RECORDS FOR THIS EXERCISE —

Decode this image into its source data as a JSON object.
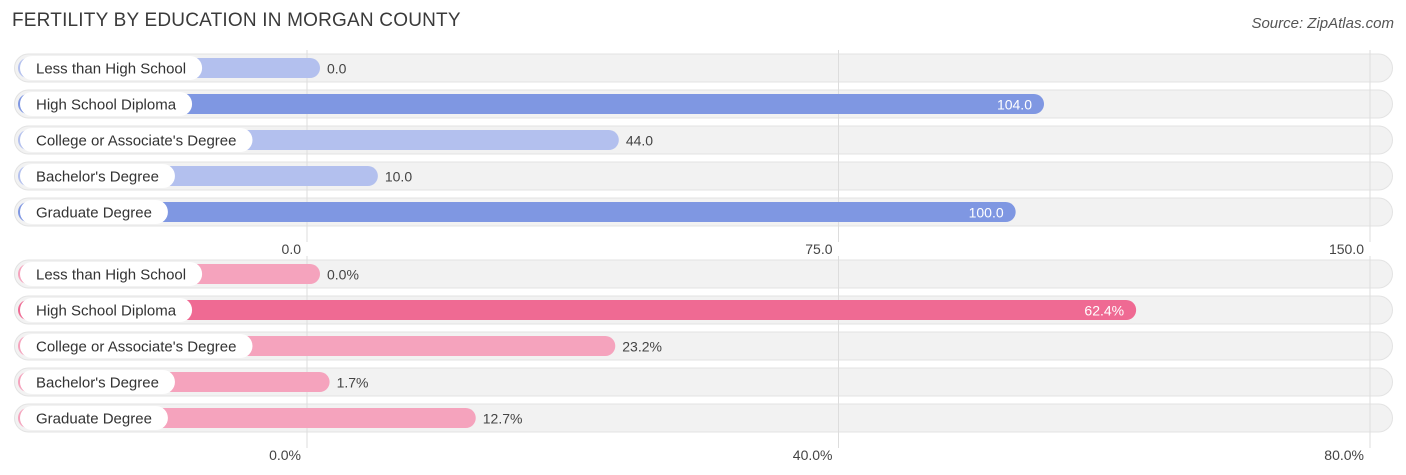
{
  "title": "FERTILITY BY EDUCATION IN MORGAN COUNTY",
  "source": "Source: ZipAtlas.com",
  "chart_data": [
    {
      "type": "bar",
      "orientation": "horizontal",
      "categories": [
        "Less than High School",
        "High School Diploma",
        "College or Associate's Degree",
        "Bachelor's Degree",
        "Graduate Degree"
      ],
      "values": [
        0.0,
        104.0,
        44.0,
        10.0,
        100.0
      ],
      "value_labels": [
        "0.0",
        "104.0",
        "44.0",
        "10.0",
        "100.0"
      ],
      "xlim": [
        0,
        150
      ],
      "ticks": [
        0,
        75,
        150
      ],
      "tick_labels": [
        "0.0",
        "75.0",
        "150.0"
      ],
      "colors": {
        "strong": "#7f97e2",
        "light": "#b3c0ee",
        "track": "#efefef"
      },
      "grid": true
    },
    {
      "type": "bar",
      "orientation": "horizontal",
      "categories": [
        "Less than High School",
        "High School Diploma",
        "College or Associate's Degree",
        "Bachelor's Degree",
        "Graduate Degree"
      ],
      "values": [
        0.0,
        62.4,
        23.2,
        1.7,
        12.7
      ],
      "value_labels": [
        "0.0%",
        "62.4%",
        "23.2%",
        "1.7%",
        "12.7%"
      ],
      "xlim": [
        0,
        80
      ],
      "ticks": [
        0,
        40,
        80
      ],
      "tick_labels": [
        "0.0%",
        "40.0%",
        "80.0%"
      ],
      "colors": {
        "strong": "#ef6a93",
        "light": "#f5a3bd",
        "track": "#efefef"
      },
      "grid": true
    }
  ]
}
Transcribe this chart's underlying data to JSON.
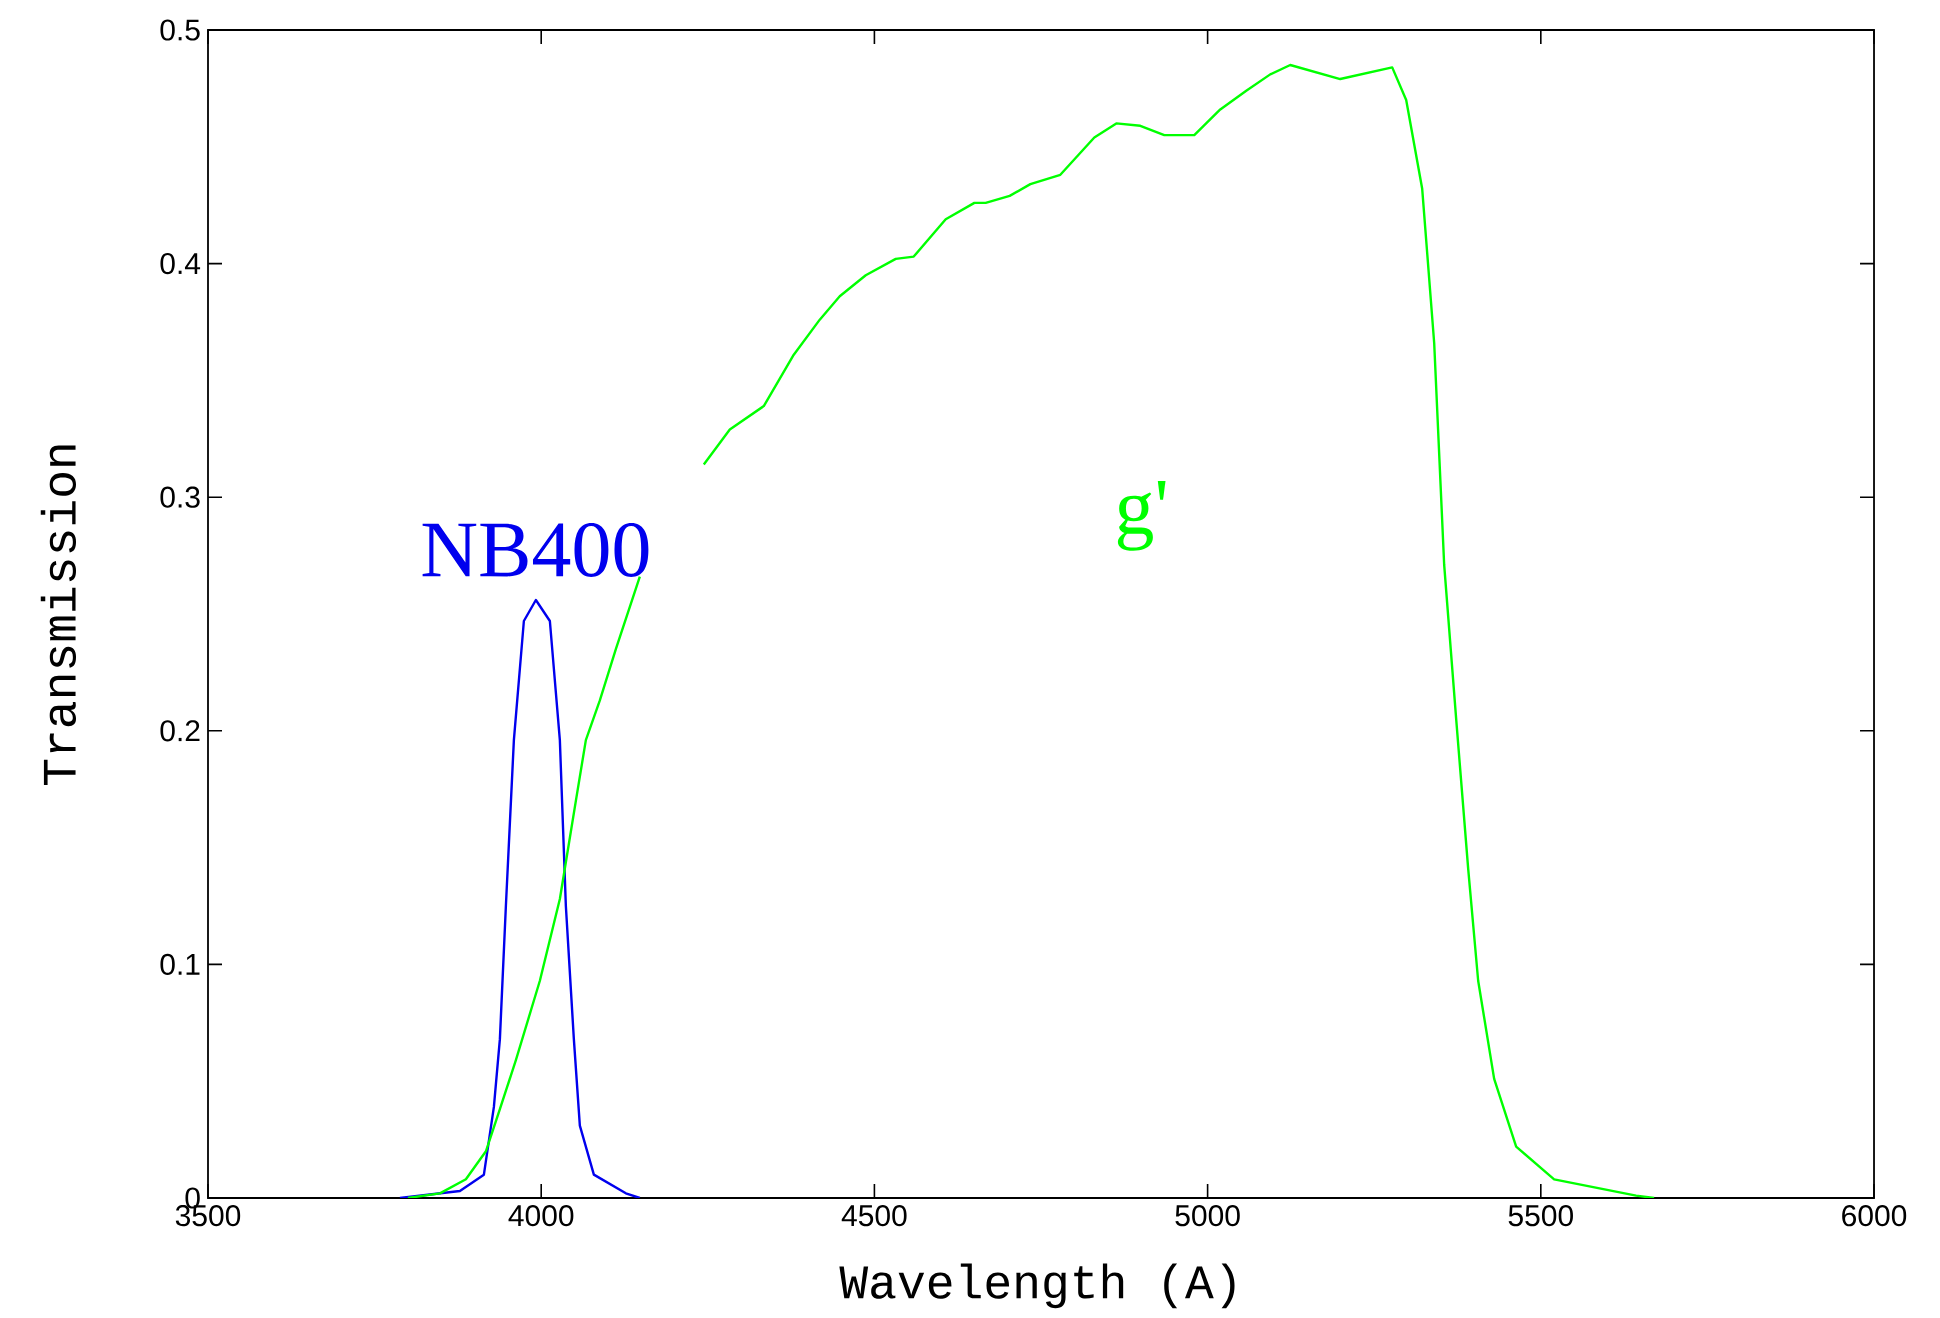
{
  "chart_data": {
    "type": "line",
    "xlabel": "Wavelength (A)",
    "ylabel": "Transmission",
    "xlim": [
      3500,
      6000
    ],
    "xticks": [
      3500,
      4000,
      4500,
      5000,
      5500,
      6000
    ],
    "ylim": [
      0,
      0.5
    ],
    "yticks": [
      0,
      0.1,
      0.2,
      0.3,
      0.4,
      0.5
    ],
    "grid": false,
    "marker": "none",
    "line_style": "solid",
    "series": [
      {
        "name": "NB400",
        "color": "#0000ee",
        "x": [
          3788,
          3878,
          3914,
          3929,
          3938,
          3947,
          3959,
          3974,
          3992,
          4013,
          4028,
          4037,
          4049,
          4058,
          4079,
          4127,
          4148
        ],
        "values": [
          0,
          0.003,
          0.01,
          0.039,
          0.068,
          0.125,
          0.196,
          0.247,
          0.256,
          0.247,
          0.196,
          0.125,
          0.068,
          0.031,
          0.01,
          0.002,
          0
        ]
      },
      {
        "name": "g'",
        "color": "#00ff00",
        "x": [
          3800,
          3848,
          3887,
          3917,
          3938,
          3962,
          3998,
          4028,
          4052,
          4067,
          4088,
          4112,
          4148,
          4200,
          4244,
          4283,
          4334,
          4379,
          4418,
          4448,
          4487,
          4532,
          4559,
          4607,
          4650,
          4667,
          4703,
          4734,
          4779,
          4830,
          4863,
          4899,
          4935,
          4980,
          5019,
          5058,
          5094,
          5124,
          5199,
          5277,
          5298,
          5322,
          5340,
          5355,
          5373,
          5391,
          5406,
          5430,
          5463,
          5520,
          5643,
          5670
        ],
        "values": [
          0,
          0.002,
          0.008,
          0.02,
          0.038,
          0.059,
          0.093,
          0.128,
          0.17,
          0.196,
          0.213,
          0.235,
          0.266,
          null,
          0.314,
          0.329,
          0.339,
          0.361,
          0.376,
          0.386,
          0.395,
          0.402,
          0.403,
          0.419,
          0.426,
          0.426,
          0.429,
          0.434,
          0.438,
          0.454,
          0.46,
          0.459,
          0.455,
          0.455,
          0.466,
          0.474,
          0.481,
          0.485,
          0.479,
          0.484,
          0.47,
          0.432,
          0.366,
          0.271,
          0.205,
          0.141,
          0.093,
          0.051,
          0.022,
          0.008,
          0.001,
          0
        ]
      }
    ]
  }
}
---
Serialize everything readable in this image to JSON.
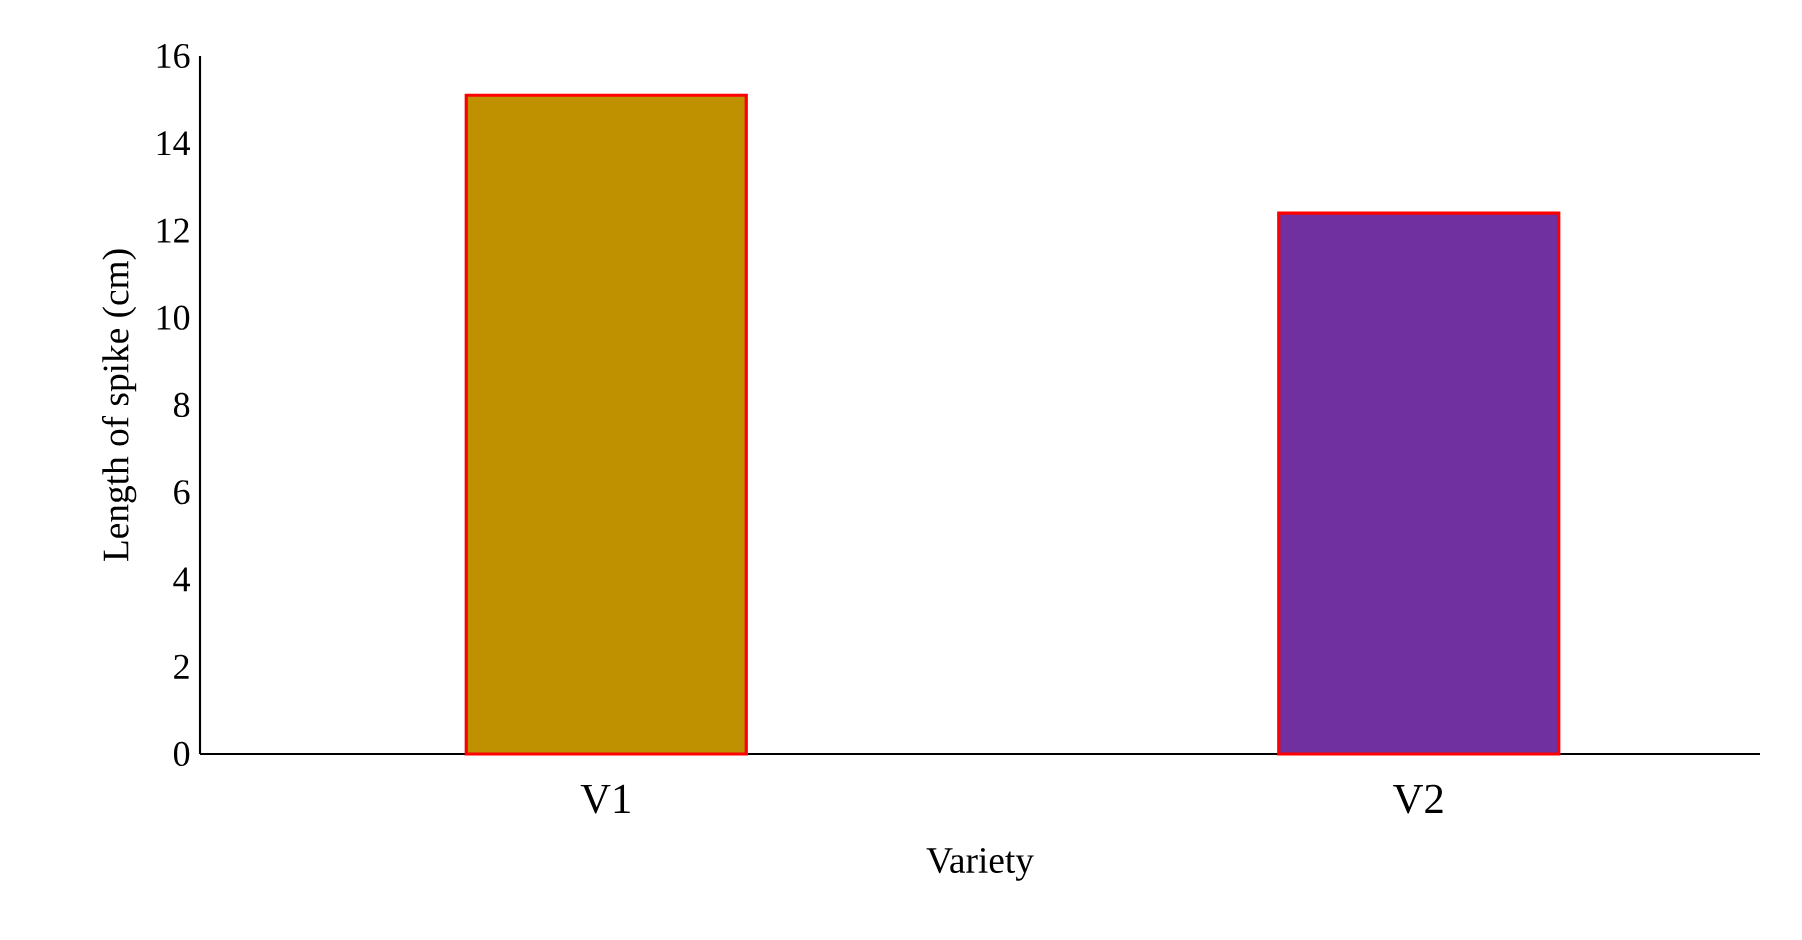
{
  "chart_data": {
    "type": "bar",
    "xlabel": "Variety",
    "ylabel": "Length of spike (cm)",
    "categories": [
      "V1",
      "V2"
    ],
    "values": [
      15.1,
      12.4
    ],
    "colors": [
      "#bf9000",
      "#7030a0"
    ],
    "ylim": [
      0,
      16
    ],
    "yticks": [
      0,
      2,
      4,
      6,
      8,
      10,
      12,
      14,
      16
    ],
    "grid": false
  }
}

GIVEN INSTRUCTION — In the listing above, find each line with the word "image" and copy it.

EXERCISE RESPONSE —
Decode this image into its source data as a JSON object.
Serialize everything readable in this image to JSON.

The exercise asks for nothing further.